GIVEN DATA:

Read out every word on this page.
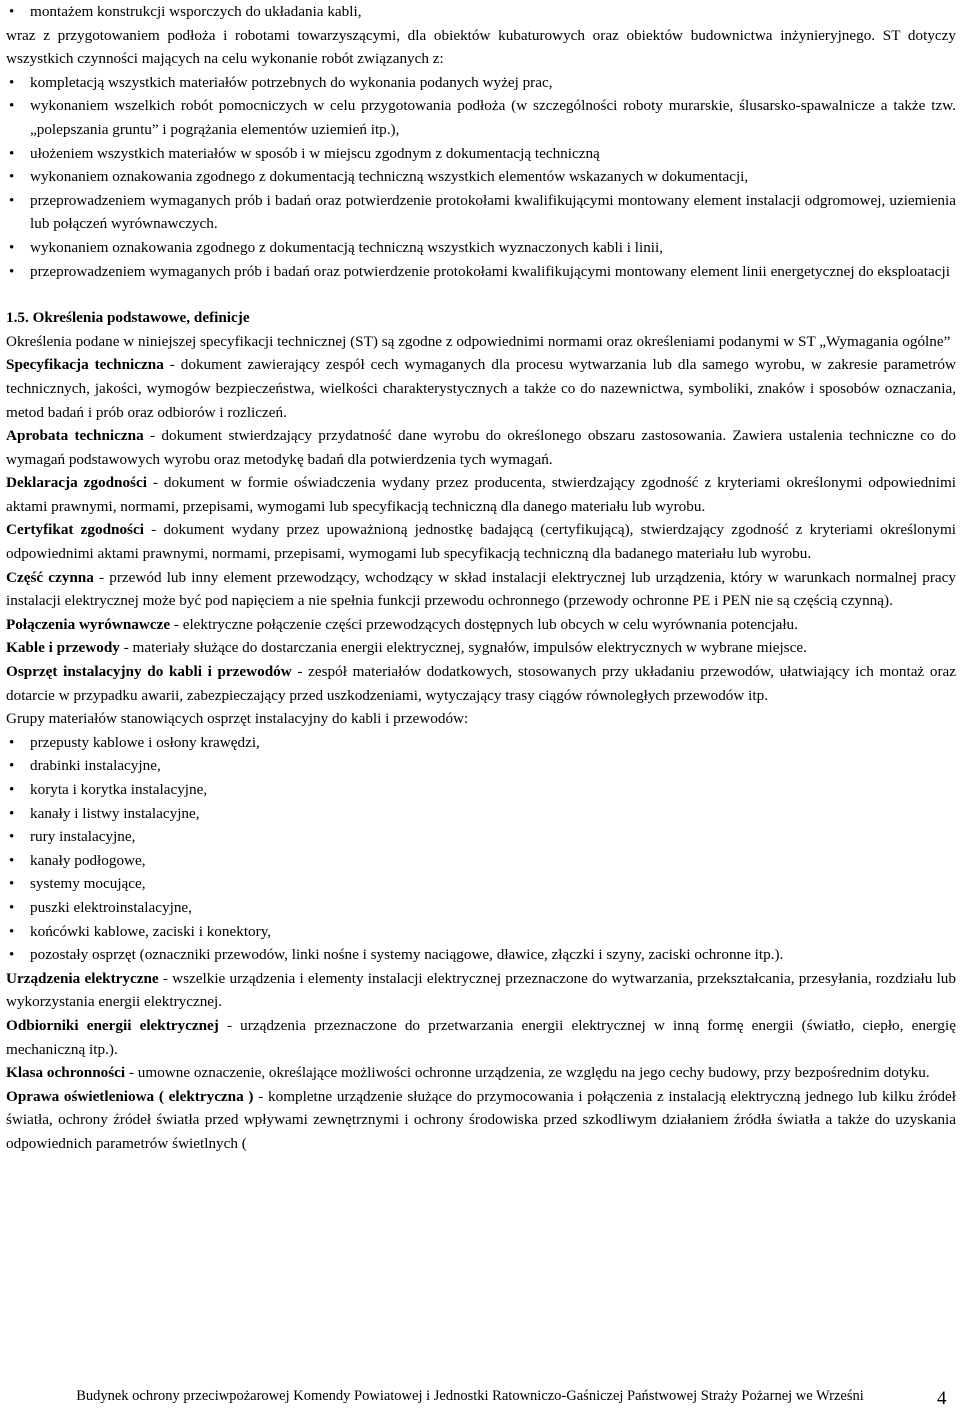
• montażem konstrukcji wsporczych do układania kabli,

wraz z przygotowaniem podłoża i robotami towarzyszącymi, dla obiektów kubaturowych oraz obiektów budownictwa inżynieryjnego. ST dotyczy wszystkich czynności mających na celu wykonanie robót związanych z:

• kompletacją wszystkich materiałów potrzebnych do wykonania podanych wyżej prac,
• wykonaniem wszelkich robót pomocniczych w celu przygotowania podłoża (w szczególności roboty murarskie, ślusarsko-spawalnicze a także tzw. „polepszania gruntu” i pogrążania elementów uziemień itp.),
• ułożeniem wszystkich materiałów w sposób i w miejscu zgodnym z dokumentacją techniczną
• wykonaniem oznakowania zgodnego z dokumentacją techniczną wszystkich elementów wskazanych w dokumentacji,
• przeprowadzeniem wymaganych prób i badań oraz potwierdzenie protokołami kwalifikującymi montowany element instalacji odgromowej, uziemienia lub połączeń wyrównawczych.
• wykonaniem oznakowania zgodnego z dokumentacją techniczną wszystkich wyznaczonych kabli i linii,
• przeprowadzeniem wymaganych prób i badań oraz potwierdzenie protokołami kwalifikującymi montowany element linii energetycznej do eksploatacji

1.5. Określenia podstawowe, definicje

Określenia podane w niniejszej specyfikacji technicznej (ST) są zgodne z odpowiednimi normami oraz określeniami podanymi w ST „Wymagania ogólne”

Specyfikacja techniczna - dokument zawierający zespół cech wymaganych dla procesu wytwarzania lub dla samego wyrobu, w zakresie parametrów technicznych, jakości, wymogów bezpieczeństwa, wielkości charakterystycznych a także co do nazewnictwa, symboliki, znaków i sposobów oznaczania, metod badań i prób oraz odbiorów i rozliczeń.

Aprobata techniczna - dokument stwierdzający przydatność dane wyrobu do określonego obszaru zastosowania. Zawiera ustalenia techniczne co do wymagań podstawowych wyrobu oraz metodykę badań dla potwierdzenia tych wymagań.

Deklaracja zgodności - dokument w formie oświadczenia wydany przez producenta, stwierdzający zgodność z kryteriami określonymi odpowiednimi aktami prawnymi, normami, przepisami, wymogami lub specyfikacją techniczną dla danego materiału lub wyrobu.

Certyfikat zgodności - dokument wydany przez upoważnioną jednostkę badającą (certyfikującą), stwierdzający zgodność z kryteriami określonymi odpowiednimi aktami prawnymi, normami, przepisami, wymogami lub specyfikacją techniczną dla badanego materiału lub wyrobu.

Część czynna - przewód lub inny element przewodzący, wchodzący w skład instalacji elektrycznej lub urządzenia, który w warunkach normalnej pracy instalacji elektrycznej może być pod napięciem a nie spełnia funkcji przewodu ochronnego (przewody ochronne PE i PEN nie są częścią czynną).

Połączenia wyrównawcze - elektryczne połączenie części przewodzących dostępnych lub obcych w celu wyrównania potencjału.

Kable i przewody - materiały służące do dostarczania energii elektrycznej, sygnałów, impulsów elektrycznych w wybrane miejsce.

Osprzęt instalacyjny do kabli i przewodów - zespół materiałów dodatkowych, stosowanych przy układaniu przewodów, ułatwiający ich montaż oraz dotarcie w przypadku awarii, zabezpieczający przed uszkodzeniami, wytyczający trasy ciągów równoległych przewodów itp.

Grupy materiałów stanowiących osprzęt instalacyjny do kabli i przewodów:

• przepusty kablowe i osłony krawędzi,
• drabinki instalacyjne,
• koryta i korytka instalacyjne,
• kanały i listwy instalacyjne,
• rury instalacyjne,
• kanały podłogowe,
• systemy mocujące,
• puszki elektroinstalacyjne,
• końcówki kablowe, zaciski i konektory,
• pozostały osprzęt (oznaczniki przewodów, linki nośne i systemy naciągowe, dławice, złączki i szyny, zaciski ochronne itp.).

Urządzenia elektryczne - wszelkie urządzenia i elementy instalacji elektrycznej przeznaczone do wytwarzania, przekształcania, przesyłania, rozdziału lub wykorzystania energii elektrycznej.

Odbiorniki energii elektrycznej - urządzenia przeznaczone do przetwarzania energii elektrycznej w inną formę energii (światło, ciepło, energię mechaniczną itp.).

Klasa ochronności - umowne oznaczenie, określające możliwości ochronne urządzenia, ze względu na jego cechy budowy, przy bezpośrednim dotyku.

Oprawa oświetleniowa ( elektryczna ) - kompletne urządzenie służące do przymocowania i połączenia z instalacją elektryczną jednego lub kilku źródeł światła, ochrony źródeł światła przed wpływami zewnętrznymi i ochrony środowiska przed szkodliwym działaniem źródła światła a także do uzyskania odpowiednich parametrów świetlnych (

Budynek ochrony przeciwpożarowej Komendy Powiatowej i Jednostki Ratowniczo-Gaśniczej Państwowej Straży Pożarnej we Wrześni	4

PROBLEM TO WORK ON: All of the lines above should be retyped precisely, apart from the pictures.

FULL SOLUTION:
Read out every word on this page.
• montażem konstrukcji wsporczych do układania kabli,

wraz z przygotowaniem podłoża i robotami towarzyszącymi, dla obiektów kubaturowych oraz obiektów budownictwa inżynieryjnego. ST dotyczy wszystkich czynności mających na celu wykonanie robót związanych z:

• kompletacją wszystkich materiałów potrzebnych do wykonania podanych wyżej prac,
• wykonaniem wszelkich robót pomocniczych w celu przygotowania podłoża (w szczególności roboty murarskie, ślusarsko-spawalnicze a także tzw. „polepszania gruntu” i pogrążania elementów uziemień itp.),
• ułożeniem wszystkich materiałów w sposób i w miejscu zgodnym z dokumentacją techniczną
• wykonaniem oznakowania zgodnego z dokumentacją techniczną wszystkich elementów wskazanych w dokumentacji,
• przeprowadzeniem wymaganych prób i badań oraz potwierdzenie protokołami kwalifikującymi montowany element instalacji odgromowej, uziemienia lub połączeń wyrównawczych.
• wykonaniem oznakowania zgodnego z dokumentacją techniczną wszystkich wyznaczonych kabli i linii,
• przeprowadzeniem wymaganych prób i badań oraz potwierdzenie protokołami kwalifikującymi montowany element linii energetycznej do eksploatacji

1.5. Określenia podstawowe, definicje

Określenia podane w niniejszej specyfikacji technicznej (ST) są zgodne z odpowiednimi normami oraz określeniami podanymi w ST „Wymagania ogólne”

Specyfikacja techniczna - dokument zawierający zespół cech wymaganych dla procesu wytwarzania lub dla samego wyrobu, w zakresie parametrów technicznych, jakości, wymogów bezpieczeństwa, wielkości charakterystycznych a także co do nazewnictwa, symboliki, znaków i sposobów oznaczania, metod badań i prób oraz odbiorów i rozliczeń.

Aprobata techniczna - dokument stwierdzający przydatność dane wyrobu do określonego obszaru zastosowania. Zawiera ustalenia techniczne co do wymagań podstawowych wyrobu oraz metodykę badań dla potwierdzenia tych wymagań.

Deklaracja zgodności - dokument w formie oświadczenia wydany przez producenta, stwierdzający zgodność z kryteriami określonymi odpowiednimi aktami prawnymi, normami, przepisami, wymogami lub specyfikacją techniczną dla danego materiału lub wyrobu.

Certyfikat zgodności - dokument wydany przez upoważnioną jednostkę badającą (certyfikującą), stwierdzający zgodność z kryteriami określonymi odpowiednimi aktami prawnymi, normami, przepisami, wymogami lub specyfikacją techniczną dla badanego materiału lub wyrobu.

Część czynna - przewód lub inny element przewodzący, wchodzący w skład instalacji elektrycznej lub urządzenia, który w warunkach normalnej pracy instalacji elektrycznej może być pod napięciem a nie spełnia funkcji przewodu ochronnego (przewody ochronne PE i PEN nie są częścią czynną).

Połączenia wyrównawcze - elektryczne połączenie części przewodzących dostępnych lub obcych w celu wyrównania potencjału.

Kable i przewody - materiały służące do dostarczania energii elektrycznej, sygnałów, impulsów elektrycznych w wybrane miejsce.

Osprzęt instalacyjny do kabli i przewodów - zespół materiałów dodatkowych, stosowanych przy układaniu przewodów, ułatwiający ich montaż oraz dotarcie w przypadku awarii, zabezpieczający przed uszkodzeniami, wytyczający trasy ciągów równoległych przewodów itp.

Grupy materiałów stanowiących osprzęt instalacyjny do kabli i przewodów:

• przepusty kablowe i osłony krawędzi,
• drabinki instalacyjne,
• koryta i korytka instalacyjne,
• kanały i listwy instalacyjne,
• rury instalacyjne,
• kanały podłogowe,
• systemy mocujące,
• puszki elektroinstalacyjne,
• końcówki kablowe, zaciski i konektory,
• pozostały osprzęt (oznaczniki przewodów, linki nośne i systemy naciągowe, dławice, złączki i szyny, zaciski ochronne itp.).

Urządzenia elektryczne - wszelkie urządzenia i elementy instalacji elektrycznej przeznaczone do wytwarzania, przekształcania, przesyłania, rozdziału lub wykorzystania energii elektrycznej.

Odbiorniki energii elektrycznej - urządzenia przeznaczone do przetwarzania energii elektrycznej w inną formę energii (światło, ciepło, energię mechaniczną itp.).

Klasa ochronności - umowne oznaczenie, określające możliwości ochronne urządzenia, ze względu na jego cechy budowy, przy bezpośrednim dotyku.

Oprawa oświetleniowa ( elektryczna ) - kompletne urządzenie służące do przymocowania i połączenia z instalacją elektryczną jednego lub kilku źródeł światła, ochrony źródeł światła przed wpływami zewnętrznymi i ochrony środowiska przed szkodliwym działaniem źródła światła a także do uzyskania odpowiednich parametrów świetlnych (

Budynek ochrony przeciwpożarowej Komendy Powiatowej i Jednostki Ratowniczo-Gaśniczej Państwowej Straży Pożarnej we Wrześni	4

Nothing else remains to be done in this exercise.